- _THE TASK_: Return the listing word for word, as given.

- _DATA EXCERPTS_:
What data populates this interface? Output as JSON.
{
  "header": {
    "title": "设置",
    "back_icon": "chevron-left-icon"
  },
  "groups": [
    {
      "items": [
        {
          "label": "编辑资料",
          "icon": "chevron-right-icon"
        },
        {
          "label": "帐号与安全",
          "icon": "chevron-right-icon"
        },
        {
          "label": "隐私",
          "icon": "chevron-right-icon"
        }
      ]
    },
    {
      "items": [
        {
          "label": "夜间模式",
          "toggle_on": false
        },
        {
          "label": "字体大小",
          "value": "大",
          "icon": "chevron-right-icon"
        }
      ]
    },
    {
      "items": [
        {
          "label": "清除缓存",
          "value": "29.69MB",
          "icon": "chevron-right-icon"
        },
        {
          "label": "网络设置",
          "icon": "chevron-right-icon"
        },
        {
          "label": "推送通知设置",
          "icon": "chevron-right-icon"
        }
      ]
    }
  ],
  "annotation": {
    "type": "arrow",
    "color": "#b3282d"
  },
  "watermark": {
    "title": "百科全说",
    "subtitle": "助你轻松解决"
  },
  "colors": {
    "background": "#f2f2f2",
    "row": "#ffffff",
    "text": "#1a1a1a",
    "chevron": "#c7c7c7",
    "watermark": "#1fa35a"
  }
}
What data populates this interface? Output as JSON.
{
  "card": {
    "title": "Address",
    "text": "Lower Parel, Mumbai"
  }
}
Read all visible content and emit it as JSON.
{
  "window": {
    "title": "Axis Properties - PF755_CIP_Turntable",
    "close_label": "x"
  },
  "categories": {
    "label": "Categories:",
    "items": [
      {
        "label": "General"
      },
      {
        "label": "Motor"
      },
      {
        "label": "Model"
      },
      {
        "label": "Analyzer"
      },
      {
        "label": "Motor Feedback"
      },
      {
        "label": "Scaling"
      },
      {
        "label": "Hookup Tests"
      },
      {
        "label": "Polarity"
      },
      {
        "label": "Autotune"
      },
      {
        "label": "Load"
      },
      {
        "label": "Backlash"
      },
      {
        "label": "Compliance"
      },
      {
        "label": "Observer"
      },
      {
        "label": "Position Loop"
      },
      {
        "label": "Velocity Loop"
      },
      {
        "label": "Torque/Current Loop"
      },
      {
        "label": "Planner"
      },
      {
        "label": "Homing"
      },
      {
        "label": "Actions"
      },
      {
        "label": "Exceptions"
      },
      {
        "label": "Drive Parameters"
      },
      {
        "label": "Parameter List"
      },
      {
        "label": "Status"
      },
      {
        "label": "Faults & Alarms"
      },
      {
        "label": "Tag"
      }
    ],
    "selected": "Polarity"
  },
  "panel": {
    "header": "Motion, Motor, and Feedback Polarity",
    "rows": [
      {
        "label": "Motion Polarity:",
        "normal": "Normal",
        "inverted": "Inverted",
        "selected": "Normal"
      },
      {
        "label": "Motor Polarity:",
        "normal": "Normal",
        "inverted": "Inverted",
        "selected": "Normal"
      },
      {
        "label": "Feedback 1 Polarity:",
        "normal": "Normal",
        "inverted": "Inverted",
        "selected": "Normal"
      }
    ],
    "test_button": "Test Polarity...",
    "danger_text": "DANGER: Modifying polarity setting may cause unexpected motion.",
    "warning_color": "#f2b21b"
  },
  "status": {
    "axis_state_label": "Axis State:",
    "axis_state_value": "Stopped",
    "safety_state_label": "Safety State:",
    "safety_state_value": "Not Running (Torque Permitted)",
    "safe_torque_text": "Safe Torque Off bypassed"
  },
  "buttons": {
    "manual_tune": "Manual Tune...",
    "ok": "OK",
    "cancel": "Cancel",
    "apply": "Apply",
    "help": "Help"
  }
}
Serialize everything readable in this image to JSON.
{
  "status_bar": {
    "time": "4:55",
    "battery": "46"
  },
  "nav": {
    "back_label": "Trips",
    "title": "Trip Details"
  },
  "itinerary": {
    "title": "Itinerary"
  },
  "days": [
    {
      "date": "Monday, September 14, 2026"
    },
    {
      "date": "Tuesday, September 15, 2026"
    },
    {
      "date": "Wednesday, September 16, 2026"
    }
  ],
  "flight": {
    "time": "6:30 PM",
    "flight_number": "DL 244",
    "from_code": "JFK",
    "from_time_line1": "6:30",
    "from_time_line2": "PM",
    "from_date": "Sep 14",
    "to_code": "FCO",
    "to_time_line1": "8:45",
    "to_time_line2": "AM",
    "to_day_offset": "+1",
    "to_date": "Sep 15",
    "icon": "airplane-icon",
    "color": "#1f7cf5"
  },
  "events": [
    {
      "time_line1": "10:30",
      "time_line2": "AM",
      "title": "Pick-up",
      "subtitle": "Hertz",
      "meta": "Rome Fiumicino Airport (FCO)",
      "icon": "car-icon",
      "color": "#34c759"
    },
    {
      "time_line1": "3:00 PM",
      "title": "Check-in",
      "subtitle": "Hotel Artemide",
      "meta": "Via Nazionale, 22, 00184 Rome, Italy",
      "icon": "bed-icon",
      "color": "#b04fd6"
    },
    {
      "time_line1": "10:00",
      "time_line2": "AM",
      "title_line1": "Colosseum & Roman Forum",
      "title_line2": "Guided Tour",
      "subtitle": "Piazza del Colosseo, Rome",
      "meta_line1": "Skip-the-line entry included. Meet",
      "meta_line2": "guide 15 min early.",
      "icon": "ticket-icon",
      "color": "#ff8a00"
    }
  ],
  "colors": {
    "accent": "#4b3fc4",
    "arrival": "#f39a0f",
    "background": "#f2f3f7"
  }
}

- _ANSWER TO THE PROBLEM_:
What data populates this interface? Output as JSON.
{
  "header": {
    "title": "设置",
    "back_icon": "chevron-left-icon"
  },
  "groups": [
    {
      "items": [
        {
          "label": "编辑资料",
          "icon": "chevron-right-icon"
        },
        {
          "label": "帐号与安全",
          "icon": "chevron-right-icon"
        },
        {
          "label": "隐私",
          "icon": "chevron-right-icon"
        }
      ]
    },
    {
      "items": [
        {
          "label": "夜间模式",
          "toggle_on": false
        },
        {
          "label": "字体大小",
          "value": "大",
          "icon": "chevron-right-icon"
        }
      ]
    },
    {
      "items": [
        {
          "label": "清除缓存",
          "value": "29.69MB",
          "icon": "chevron-right-icon"
        },
        {
          "label": "网络设置",
          "icon": "chevron-right-icon"
        },
        {
          "label": "推送通知设置",
          "icon": "chevron-right-icon"
        }
      ]
    }
  ],
  "annotation": {
    "type": "arrow",
    "color": "#b3282d"
  },
  "watermark": {
    "title": "百科全说",
    "subtitle": "助你轻松解决"
  },
  "colors": {
    "background": "#f2f2f2",
    "row": "#ffffff",
    "text": "#1a1a1a",
    "chevron": "#c7c7c7",
    "watermark": "#1fa35a"
  }
}
What data populates this interface? Output as JSON.
{
  "card": {
    "title": "Address",
    "text": "Lower Parel, Mumbai"
  }
}
Read all visible content and emit it as JSON.
{
  "window": {
    "title": "Axis Properties - PF755_CIP_Turntable",
    "close_label": "x"
  },
  "categories": {
    "label": "Categories:",
    "items": [
      {
        "label": "General"
      },
      {
        "label": "Motor"
      },
      {
        "label": "Model"
      },
      {
        "label": "Analyzer"
      },
      {
        "label": "Motor Feedback"
      },
      {
        "label": "Scaling"
      },
      {
        "label": "Hookup Tests"
      },
      {
        "label": "Polarity"
      },
      {
        "label": "Autotune"
      },
      {
        "label": "Load"
      },
      {
        "label": "Backlash"
      },
      {
        "label": "Compliance"
      },
      {
        "label": "Observer"
      },
      {
        "label": "Position Loop"
      },
      {
        "label": "Velocity Loop"
      },
      {
        "label": "Torque/Current Loop"
      },
      {
        "label": "Planner"
      },
      {
        "label": "Homing"
      },
      {
        "label": "Actions"
      },
      {
        "label": "Exceptions"
      },
      {
        "label": "Drive Parameters"
      },
      {
        "label": "Parameter List"
      },
      {
        "label": "Status"
      },
      {
        "label": "Faults & Alarms"
      },
      {
        "label": "Tag"
      }
    ],
    "selected": "Polarity"
  },
  "panel": {
    "header": "Motion, Motor, and Feedback Polarity",
    "rows": [
      {
        "label": "Motion Polarity:",
        "normal": "Normal",
        "inverted": "Inverted",
        "selected": "Normal"
      },
      {
        "label": "Motor Polarity:",
        "normal": "Normal",
        "inverted": "Inverted",
        "selected": "Normal"
      },
      {
        "label": "Feedback 1 Polarity:",
        "normal": "Normal",
        "inverted": "Inverted",
        "selected": "Normal"
      }
    ],
    "test_button": "Test Polarity...",
    "danger_text": "DANGER: Modifying polarity setting may cause unexpected motion.",
    "warning_color": "#f2b21b"
  },
  "status": {
    "axis_state_label": "Axis State:",
    "axis_state_value": "Stopped",
    "safety_state_label": "Safety State:",
    "safety_state_value": "Not Running (Torque Permitted)",
    "safe_torque_text": "Safe Torque Off bypassed"
  },
  "buttons": {
    "manual_tune": "Manual Tune...",
    "ok": "OK",
    "cancel": "Cancel",
    "apply": "Apply",
    "help": "Help"
  }
}
Serialize everything readable in this image to JSON.
{
  "status_bar": {
    "time": "4:55",
    "battery": "46"
  },
  "nav": {
    "back_label": "Trips",
    "title": "Trip Details"
  },
  "itinerary": {
    "title": "Itinerary"
  },
  "days": [
    {
      "date": "Monday, September 14, 2026"
    },
    {
      "date": "Tuesday, September 15, 2026"
    },
    {
      "date": "Wednesday, September 16, 2026"
    }
  ],
  "flight": {
    "time": "6:30 PM",
    "flight_number": "DL 244",
    "from_code": "JFK",
    "from_time_line1": "6:30",
    "from_time_line2": "PM",
    "from_date": "Sep 14",
    "to_code": "FCO",
    "to_time_line1": "8:45",
    "to_time_line2": "AM",
    "to_day_offset": "+1",
    "to_date": "Sep 15",
    "icon": "airplane-icon",
    "color": "#1f7cf5"
  },
  "events": [
    {
      "time_line1": "10:30",
      "time_line2": "AM",
      "title": "Pick-up",
      "subtitle": "Hertz",
      "meta": "Rome Fiumicino Airport (FCO)",
      "icon": "car-icon",
      "color": "#34c759"
    },
    {
      "time_line1": "3:00 PM",
      "title": "Check-in",
      "subtitle": "Hotel Artemide",
      "meta": "Via Nazionale, 22, 00184 Rome, Italy",
      "icon": "bed-icon",
      "color": "#b04fd6"
    },
    {
      "time_line1": "10:00",
      "time_line2": "AM",
      "title_line1": "Colosseum & Roman Forum",
      "title_line2": "Guided Tour",
      "subtitle": "Piazza del Colosseo, Rome",
      "meta_line1": "Skip-the-line entry included. Meet",
      "meta_line2": "guide 15 min early.",
      "icon": "ticket-icon",
      "color": "#ff8a00"
    }
  ],
  "colors": {
    "accent": "#4b3fc4",
    "arrival": "#f39a0f",
    "background": "#f2f3f7"
  }
}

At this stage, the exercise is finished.